▶ **Aim**
Reproduce the text on dividends and stock returns word for word.
------ Text ------
One of the simplest ways for companies to communicate financial well-being and shareholder value is to say that “the dividend check is in the mail.” Dividends—those cash distributions that some companies pay out regularly to shareholders from earnings—send a clear and powerful message about that company’s current performance and future prospects. A willingness to pay steady dividends over time provides a good clue as to the fundamentals of the company’s business.


With the stock market, experience confirms that dividend yield has arguably accounted for almost one-half of stocks’ total return. When inflation is taken into account, then the dividend component represents almost 75 percent of stocks’ annual investment return. And when the compounding effect of reinvested dividends is further considered, some observers claim that dividends made up about 95 percent of the compounded long-term return earned by companies in the S&P 500 through 2007.

Similar studies have confirmed the importance of current cash flow (dividends) to investment results. Robert Shiller of Yale, Societe Generale and the Royal Bank of Canada have all come to similar conclusions.
------ Provided material ------
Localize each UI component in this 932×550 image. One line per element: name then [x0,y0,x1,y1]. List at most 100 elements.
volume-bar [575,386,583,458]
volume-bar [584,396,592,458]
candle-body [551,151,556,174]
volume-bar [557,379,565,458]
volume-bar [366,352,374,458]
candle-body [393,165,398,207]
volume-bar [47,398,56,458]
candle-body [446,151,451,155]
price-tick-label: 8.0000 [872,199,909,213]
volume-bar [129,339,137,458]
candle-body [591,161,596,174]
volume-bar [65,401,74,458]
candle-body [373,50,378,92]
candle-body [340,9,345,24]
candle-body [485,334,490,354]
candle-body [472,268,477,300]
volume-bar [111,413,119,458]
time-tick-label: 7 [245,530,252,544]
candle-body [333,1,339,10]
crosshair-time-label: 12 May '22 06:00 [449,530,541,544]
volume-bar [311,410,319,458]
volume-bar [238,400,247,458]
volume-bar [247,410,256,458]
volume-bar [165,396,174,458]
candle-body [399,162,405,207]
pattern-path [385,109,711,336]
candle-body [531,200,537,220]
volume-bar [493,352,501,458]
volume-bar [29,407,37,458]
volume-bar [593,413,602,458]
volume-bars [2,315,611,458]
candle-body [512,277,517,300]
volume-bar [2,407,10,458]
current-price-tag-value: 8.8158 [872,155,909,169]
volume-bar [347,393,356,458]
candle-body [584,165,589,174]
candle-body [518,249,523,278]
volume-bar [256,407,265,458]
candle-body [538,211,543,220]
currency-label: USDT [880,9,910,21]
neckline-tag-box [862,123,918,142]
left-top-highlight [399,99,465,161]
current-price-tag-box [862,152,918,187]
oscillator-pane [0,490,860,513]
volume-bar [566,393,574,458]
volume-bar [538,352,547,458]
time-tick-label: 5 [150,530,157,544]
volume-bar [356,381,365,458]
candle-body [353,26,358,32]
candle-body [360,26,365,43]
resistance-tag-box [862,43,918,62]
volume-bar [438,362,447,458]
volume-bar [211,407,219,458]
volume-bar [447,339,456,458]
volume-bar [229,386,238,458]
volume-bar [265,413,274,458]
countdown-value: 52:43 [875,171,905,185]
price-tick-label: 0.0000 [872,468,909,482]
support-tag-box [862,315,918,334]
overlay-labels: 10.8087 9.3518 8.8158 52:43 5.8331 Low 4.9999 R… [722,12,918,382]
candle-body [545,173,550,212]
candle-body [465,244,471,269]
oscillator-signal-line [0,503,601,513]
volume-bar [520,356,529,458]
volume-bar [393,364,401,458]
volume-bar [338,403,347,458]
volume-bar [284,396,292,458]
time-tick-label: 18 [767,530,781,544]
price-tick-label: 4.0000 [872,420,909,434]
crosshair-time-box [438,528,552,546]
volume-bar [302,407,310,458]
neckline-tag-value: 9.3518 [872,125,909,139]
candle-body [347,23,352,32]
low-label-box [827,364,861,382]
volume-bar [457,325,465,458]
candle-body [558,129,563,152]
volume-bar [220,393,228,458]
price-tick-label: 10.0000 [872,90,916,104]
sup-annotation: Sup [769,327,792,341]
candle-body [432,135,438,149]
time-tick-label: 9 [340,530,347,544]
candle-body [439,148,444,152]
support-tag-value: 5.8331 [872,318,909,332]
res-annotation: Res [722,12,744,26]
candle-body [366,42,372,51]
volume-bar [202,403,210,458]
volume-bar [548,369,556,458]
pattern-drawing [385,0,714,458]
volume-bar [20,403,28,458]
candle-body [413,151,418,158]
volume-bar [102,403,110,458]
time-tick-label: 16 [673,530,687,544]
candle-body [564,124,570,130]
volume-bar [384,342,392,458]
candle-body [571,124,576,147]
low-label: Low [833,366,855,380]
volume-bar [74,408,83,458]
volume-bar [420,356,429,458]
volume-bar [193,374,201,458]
------
▶ **Completed exercise**
One of the simplest ways for companies to communicate financial well-being and shareholder value is to say that “the dividend check is in the mail.” Dividends—those cash distributions that some companies pay out regularly to shareholders from earnings—send a clear and powerful message about that company’s current performance and future prospects. A willingness to pay steady dividends over time provides a good clue as to the fundamentals of the company’s business.


With the stock market, experience confirms that dividend yield has arguably accounted for almost one-half of stocks’ total return. When inflation is taken into account, then the dividend component represents almost 75 percent of stocks’ annual investment return. And when the compounding effect of reinvested dividends is further considered, some observers claim that dividends made up about 95 percent of the compounded long-term return earned by companies in the S&P 500 through 2007.

Similar studies have confirmed the importance of current cash flow (dividends) to investment results. Robert Shiller of Yale, Societe Generale and the Royal Bank of Canada have all come to similar conclusions.